Check each line of the listing, and copy it if it contains the word "вдавливая".

* Start *

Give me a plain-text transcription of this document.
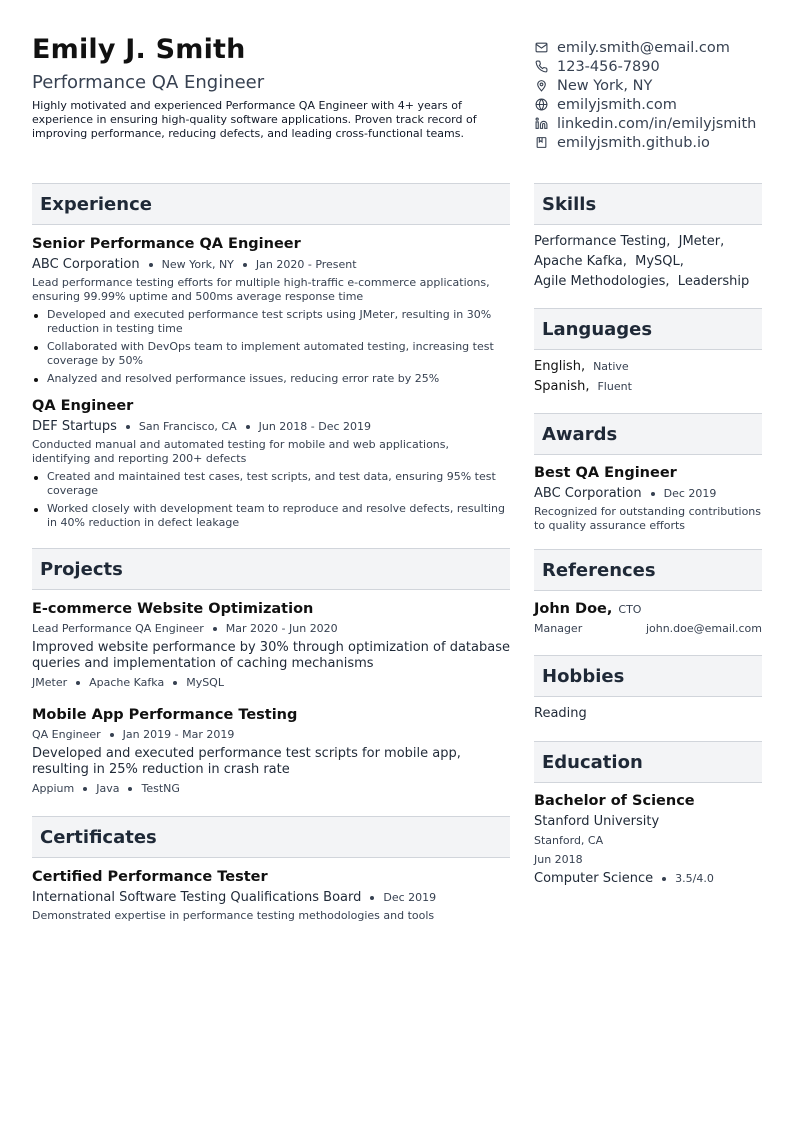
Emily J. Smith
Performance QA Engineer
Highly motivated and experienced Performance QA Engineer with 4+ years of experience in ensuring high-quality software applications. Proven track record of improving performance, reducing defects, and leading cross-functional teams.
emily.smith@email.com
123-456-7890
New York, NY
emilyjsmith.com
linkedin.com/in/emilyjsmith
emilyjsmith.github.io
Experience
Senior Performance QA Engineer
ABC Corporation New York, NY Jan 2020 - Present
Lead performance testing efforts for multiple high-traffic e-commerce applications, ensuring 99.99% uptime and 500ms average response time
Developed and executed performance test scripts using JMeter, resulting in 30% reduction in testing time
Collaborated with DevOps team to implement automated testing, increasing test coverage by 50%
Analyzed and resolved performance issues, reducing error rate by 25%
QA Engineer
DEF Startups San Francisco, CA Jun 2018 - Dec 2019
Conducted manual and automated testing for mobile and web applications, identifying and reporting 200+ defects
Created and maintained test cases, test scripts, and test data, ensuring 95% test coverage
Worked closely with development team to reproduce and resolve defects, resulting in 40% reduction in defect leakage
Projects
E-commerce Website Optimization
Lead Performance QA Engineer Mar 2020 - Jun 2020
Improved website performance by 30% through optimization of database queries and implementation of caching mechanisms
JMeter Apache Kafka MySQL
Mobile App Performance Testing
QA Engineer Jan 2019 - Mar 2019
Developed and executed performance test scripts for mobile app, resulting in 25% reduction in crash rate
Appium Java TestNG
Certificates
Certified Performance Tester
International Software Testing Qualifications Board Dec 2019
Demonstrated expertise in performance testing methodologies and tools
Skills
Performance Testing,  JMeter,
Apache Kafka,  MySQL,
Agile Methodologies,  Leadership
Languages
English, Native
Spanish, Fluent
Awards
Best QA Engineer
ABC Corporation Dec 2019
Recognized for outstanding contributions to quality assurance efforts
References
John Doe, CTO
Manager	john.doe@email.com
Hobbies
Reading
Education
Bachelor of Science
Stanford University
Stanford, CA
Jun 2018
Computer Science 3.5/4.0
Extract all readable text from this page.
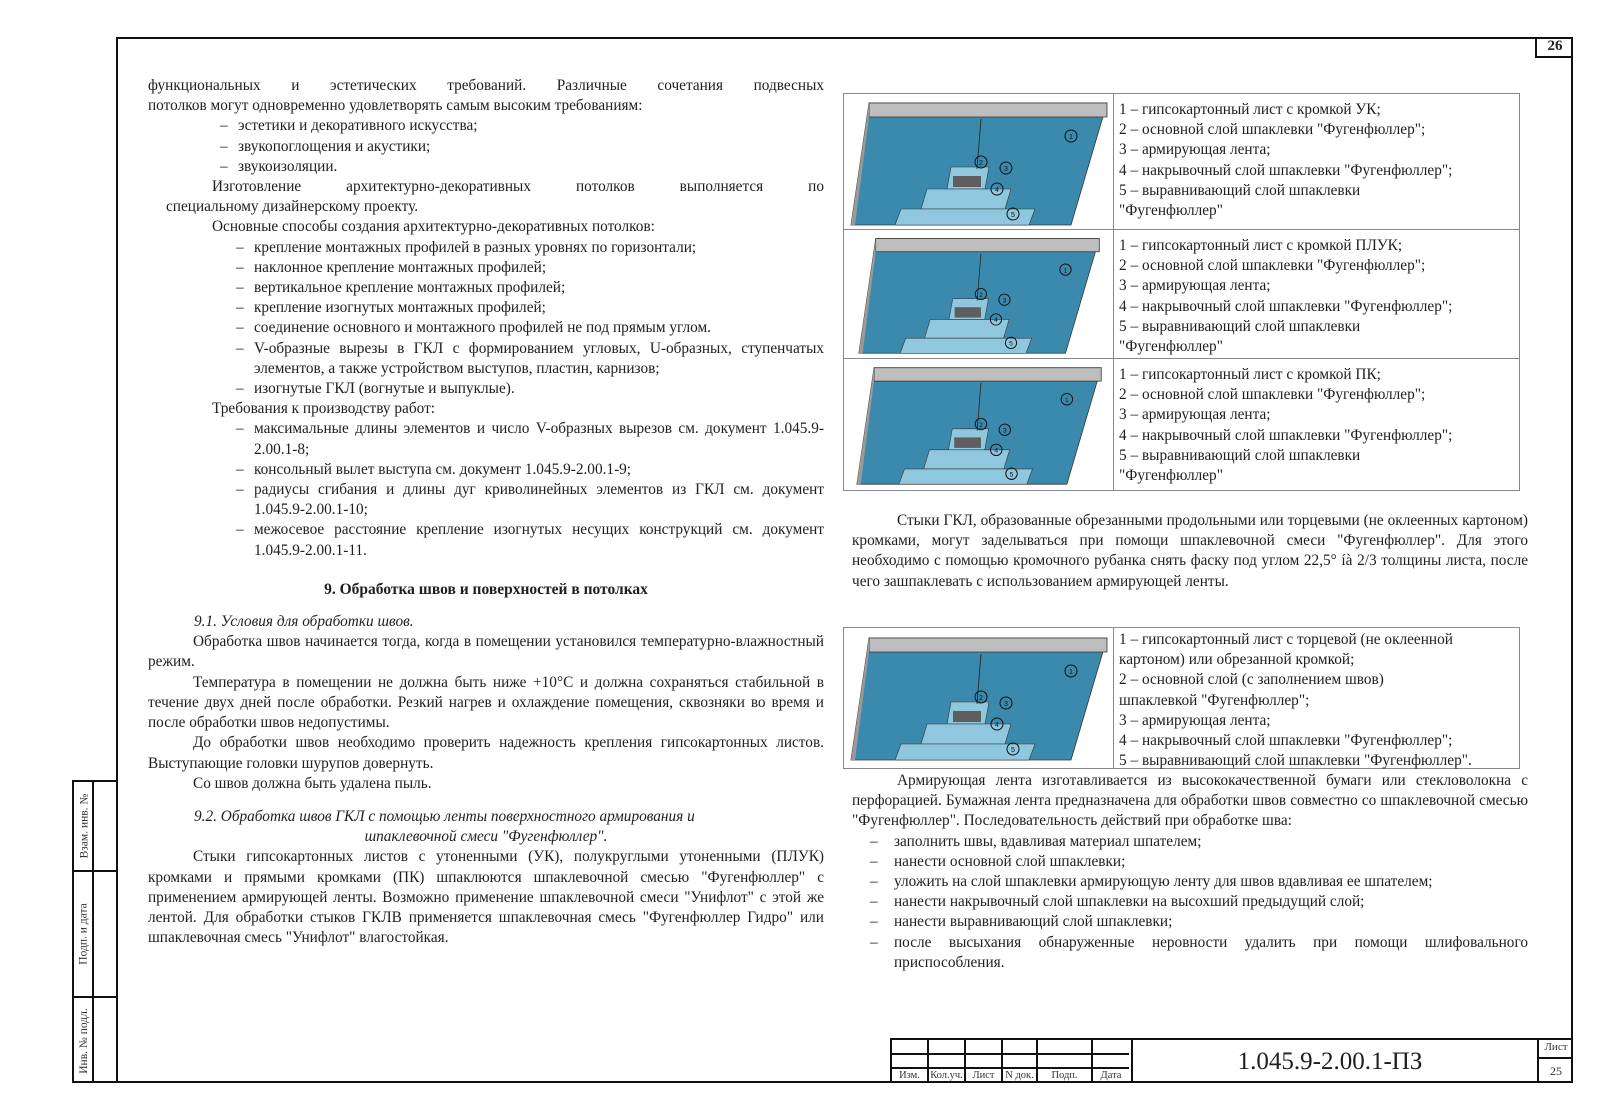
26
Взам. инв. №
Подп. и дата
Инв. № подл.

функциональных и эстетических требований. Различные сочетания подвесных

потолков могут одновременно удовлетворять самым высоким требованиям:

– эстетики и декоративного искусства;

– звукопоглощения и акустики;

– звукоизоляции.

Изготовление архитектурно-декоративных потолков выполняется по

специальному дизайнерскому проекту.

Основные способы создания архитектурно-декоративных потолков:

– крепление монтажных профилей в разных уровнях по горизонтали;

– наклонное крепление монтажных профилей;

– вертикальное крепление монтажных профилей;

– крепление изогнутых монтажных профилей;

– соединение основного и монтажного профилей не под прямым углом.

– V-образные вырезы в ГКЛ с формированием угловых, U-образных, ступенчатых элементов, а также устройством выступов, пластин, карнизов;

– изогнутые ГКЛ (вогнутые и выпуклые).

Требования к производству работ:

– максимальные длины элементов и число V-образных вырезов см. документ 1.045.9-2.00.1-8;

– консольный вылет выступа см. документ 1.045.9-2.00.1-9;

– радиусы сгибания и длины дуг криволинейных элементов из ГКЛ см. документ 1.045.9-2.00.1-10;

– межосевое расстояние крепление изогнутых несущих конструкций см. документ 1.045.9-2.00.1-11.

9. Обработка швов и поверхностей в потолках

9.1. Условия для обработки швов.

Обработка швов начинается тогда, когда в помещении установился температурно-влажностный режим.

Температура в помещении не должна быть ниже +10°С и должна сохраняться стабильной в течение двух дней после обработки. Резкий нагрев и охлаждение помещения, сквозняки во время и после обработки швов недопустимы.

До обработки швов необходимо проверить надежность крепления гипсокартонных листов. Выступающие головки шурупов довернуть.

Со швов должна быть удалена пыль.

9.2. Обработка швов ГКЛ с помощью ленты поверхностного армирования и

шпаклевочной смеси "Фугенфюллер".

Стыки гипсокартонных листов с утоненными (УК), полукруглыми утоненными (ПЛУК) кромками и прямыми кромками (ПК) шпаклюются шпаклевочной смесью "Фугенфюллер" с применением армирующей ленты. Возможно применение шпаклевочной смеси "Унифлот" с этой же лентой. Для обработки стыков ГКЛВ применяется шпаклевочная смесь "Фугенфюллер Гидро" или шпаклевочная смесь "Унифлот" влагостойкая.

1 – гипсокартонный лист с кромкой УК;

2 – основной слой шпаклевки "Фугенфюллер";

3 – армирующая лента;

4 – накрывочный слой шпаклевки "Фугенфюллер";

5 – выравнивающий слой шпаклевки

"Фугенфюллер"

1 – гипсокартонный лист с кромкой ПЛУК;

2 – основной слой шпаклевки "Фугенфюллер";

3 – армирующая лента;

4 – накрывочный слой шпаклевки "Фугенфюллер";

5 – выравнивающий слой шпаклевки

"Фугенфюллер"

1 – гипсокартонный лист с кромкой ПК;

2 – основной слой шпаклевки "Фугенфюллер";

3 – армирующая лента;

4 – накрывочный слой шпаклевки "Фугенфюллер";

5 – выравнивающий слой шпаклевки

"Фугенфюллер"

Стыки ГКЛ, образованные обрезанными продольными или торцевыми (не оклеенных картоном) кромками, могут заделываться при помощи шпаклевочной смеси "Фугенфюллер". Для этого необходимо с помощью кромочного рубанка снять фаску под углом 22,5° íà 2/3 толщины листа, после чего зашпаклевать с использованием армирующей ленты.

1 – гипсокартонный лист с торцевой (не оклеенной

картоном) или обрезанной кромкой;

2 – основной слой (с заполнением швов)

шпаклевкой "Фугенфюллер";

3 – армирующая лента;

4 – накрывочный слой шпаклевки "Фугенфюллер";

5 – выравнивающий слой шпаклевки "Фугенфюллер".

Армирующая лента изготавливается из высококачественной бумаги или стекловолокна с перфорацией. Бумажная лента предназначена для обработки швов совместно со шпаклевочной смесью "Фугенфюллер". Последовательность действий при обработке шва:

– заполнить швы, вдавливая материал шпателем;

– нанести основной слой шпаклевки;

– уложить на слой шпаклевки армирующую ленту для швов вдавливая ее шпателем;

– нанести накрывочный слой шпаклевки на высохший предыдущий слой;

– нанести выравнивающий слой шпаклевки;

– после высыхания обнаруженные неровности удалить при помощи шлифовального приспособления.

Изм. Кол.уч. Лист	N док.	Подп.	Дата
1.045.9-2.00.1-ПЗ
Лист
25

* End *
* Start *

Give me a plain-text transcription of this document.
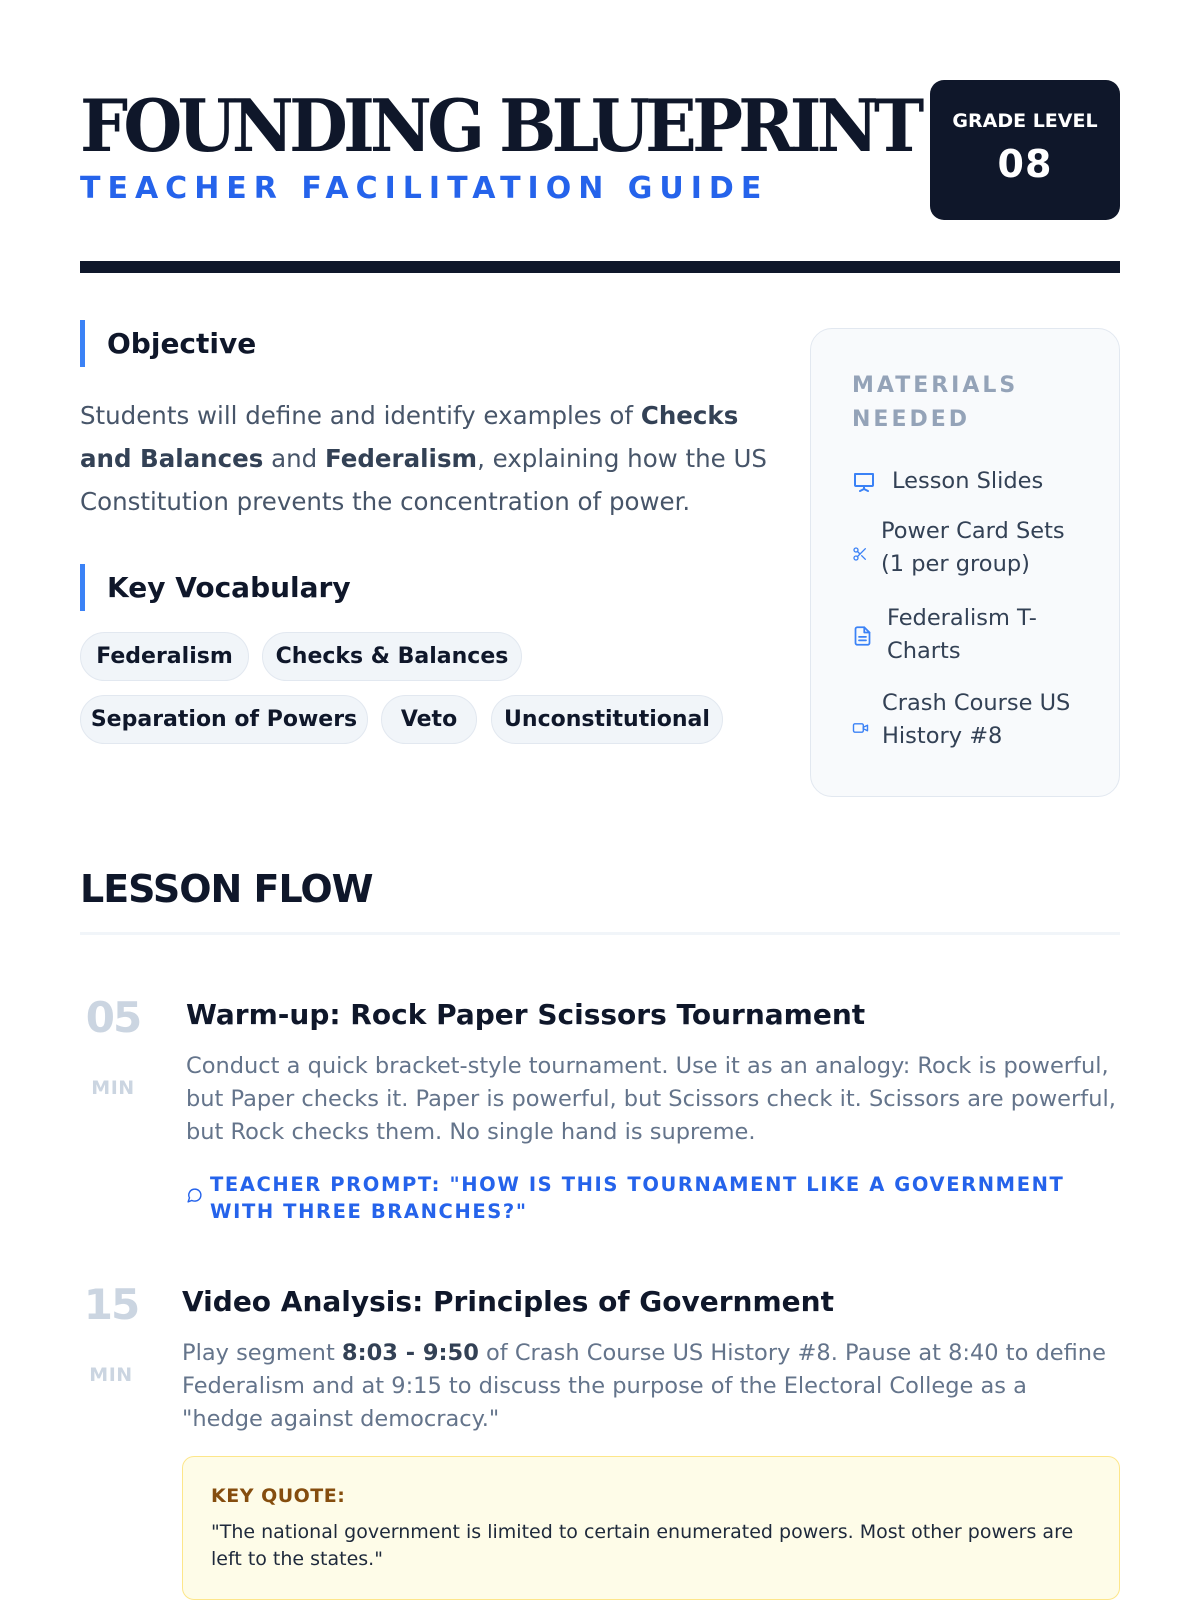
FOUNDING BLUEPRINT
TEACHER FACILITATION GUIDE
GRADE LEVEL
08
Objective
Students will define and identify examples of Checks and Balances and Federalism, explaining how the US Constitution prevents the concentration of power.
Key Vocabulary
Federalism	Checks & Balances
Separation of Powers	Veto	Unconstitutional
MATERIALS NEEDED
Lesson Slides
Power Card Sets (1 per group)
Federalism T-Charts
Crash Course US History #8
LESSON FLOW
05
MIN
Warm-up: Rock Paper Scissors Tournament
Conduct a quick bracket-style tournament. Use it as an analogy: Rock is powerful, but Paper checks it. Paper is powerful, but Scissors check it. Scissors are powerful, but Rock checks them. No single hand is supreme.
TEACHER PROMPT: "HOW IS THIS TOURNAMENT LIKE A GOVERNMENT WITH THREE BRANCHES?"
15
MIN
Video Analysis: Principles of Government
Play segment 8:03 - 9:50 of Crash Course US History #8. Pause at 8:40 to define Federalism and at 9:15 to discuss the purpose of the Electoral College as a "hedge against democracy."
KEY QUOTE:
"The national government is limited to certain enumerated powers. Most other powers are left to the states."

* End *
* Start *

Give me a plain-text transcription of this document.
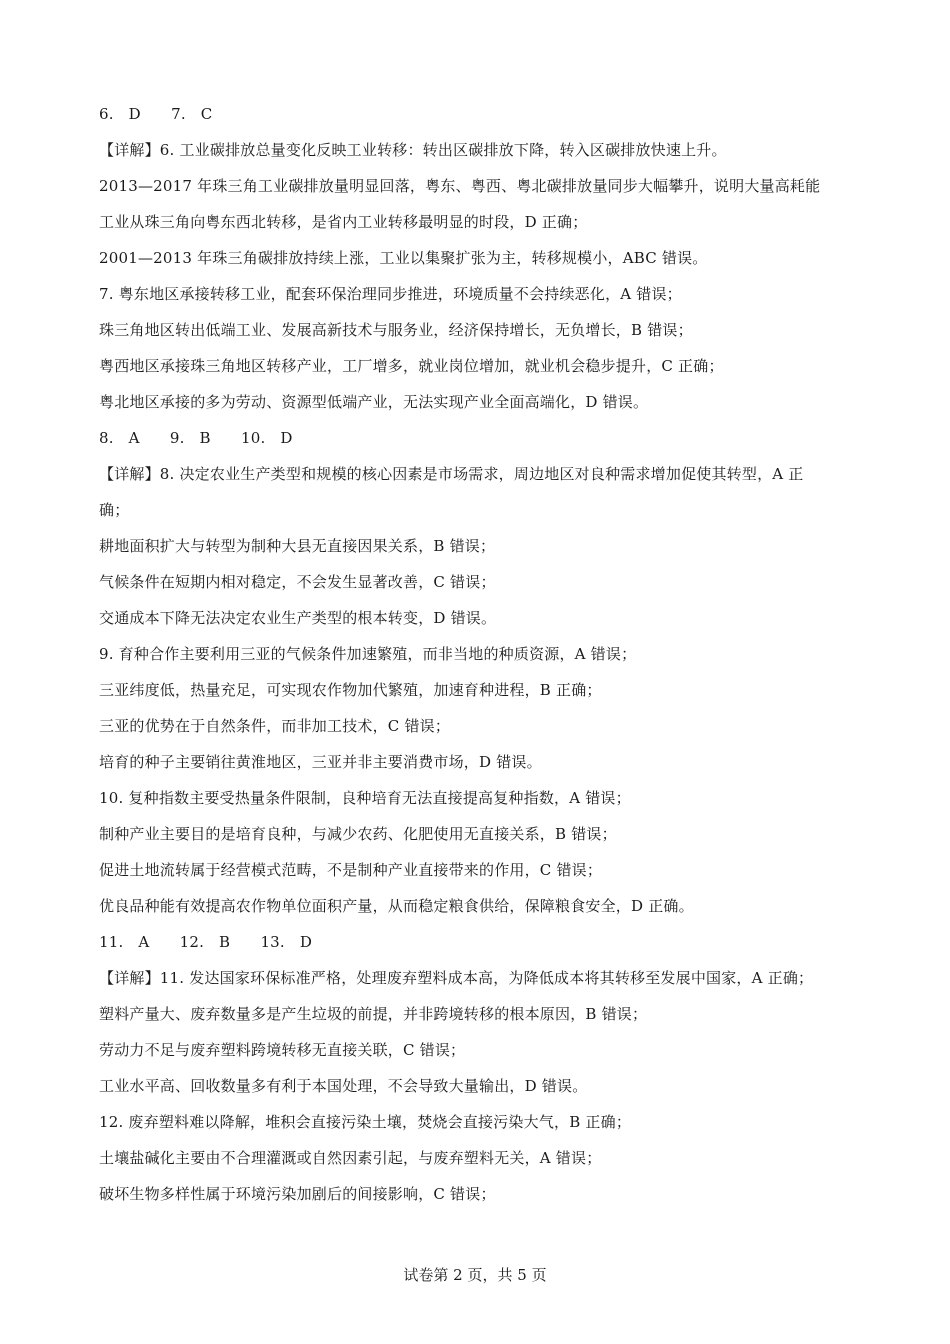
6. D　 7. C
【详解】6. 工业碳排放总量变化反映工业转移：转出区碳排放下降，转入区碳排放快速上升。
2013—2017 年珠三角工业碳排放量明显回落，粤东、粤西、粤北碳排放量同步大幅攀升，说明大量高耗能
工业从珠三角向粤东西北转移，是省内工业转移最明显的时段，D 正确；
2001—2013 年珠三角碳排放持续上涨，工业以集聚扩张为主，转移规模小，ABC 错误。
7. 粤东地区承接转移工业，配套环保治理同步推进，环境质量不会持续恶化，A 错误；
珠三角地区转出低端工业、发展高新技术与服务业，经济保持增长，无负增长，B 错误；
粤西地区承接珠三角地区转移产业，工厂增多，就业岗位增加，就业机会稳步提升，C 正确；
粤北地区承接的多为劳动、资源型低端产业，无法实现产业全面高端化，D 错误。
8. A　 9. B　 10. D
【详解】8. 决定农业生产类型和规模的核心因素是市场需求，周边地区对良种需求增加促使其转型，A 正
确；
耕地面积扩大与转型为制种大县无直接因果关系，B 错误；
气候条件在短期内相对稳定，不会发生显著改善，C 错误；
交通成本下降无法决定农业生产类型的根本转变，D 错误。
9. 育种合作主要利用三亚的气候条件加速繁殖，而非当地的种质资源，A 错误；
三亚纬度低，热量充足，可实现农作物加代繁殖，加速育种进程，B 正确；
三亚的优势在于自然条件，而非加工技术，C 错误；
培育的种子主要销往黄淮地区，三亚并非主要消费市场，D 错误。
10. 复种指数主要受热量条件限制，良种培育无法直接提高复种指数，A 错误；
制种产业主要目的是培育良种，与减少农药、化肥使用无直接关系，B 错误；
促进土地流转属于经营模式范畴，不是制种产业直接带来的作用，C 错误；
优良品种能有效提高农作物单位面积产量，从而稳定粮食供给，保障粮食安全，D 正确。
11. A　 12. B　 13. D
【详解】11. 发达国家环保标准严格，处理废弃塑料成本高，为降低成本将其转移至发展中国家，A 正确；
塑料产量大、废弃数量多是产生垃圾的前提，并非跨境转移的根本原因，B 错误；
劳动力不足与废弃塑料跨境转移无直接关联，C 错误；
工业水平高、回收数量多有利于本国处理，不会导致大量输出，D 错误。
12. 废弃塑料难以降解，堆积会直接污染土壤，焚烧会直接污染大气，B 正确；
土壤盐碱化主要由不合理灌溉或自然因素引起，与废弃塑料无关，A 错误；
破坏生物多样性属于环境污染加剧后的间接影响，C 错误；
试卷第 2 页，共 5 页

* End *

> **Response to the exercise**:
– заполнить швы, вдавливая материал шпателем;
– уложить на слой шпаклевки армирующую ленту для швов вдавливая ее шпателем;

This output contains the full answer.